Directions: Lines containing the word "icon" are the ones to copy from the records below.

Recorded information:
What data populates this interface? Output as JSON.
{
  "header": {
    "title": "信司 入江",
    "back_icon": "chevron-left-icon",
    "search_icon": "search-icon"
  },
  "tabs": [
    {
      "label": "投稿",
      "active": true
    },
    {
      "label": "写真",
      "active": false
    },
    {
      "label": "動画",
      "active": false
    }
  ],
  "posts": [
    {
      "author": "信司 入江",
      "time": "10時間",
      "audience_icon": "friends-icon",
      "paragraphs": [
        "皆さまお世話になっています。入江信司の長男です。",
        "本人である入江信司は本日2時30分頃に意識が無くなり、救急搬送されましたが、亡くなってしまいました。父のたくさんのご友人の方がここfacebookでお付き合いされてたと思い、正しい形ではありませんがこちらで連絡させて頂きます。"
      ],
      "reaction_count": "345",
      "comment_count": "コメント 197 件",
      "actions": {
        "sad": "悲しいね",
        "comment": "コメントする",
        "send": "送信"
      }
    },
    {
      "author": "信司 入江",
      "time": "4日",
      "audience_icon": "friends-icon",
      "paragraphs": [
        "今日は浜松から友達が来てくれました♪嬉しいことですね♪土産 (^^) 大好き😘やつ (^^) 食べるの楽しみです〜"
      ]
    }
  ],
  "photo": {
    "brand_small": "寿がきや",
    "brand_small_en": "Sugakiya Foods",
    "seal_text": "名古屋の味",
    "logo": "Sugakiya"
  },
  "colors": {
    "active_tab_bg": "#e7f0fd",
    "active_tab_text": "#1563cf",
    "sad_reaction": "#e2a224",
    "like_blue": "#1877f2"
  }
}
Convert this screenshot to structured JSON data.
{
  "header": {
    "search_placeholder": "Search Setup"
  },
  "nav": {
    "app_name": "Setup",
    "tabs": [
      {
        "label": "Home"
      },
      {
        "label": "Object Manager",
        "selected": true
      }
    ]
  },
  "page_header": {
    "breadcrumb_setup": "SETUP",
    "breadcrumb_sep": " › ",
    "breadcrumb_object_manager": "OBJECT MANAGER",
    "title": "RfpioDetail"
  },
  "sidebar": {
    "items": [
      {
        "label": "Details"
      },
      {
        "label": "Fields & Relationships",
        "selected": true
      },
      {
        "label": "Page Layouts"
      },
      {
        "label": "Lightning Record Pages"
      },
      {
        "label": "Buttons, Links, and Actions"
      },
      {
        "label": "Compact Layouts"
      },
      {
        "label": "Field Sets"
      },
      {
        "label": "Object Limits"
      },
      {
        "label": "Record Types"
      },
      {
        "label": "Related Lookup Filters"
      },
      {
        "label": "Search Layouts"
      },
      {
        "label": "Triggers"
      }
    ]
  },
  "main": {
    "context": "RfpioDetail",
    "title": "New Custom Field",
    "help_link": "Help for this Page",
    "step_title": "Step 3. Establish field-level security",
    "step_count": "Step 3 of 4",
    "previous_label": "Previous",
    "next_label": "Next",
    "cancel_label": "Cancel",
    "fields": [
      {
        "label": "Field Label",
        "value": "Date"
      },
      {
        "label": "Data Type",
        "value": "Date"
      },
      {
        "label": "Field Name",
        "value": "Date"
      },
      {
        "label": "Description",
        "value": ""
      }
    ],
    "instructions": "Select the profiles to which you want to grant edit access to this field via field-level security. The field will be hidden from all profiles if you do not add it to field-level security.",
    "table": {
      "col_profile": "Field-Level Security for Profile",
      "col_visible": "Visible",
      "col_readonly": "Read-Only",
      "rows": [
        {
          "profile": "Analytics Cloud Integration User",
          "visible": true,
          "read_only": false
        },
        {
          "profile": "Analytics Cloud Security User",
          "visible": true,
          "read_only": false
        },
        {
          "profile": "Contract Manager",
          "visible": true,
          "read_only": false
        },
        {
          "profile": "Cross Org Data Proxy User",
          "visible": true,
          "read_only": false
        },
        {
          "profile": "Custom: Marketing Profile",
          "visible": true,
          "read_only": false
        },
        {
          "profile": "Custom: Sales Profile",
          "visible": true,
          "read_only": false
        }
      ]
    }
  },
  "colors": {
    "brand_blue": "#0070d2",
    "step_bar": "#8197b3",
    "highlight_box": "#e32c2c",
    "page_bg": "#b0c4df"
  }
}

Solution:
    "back_icon": "chevron-left-icon",
    "search_icon": "search-icon"
      "audience_icon": "friends-icon",
      "audience_icon": "friends-icon",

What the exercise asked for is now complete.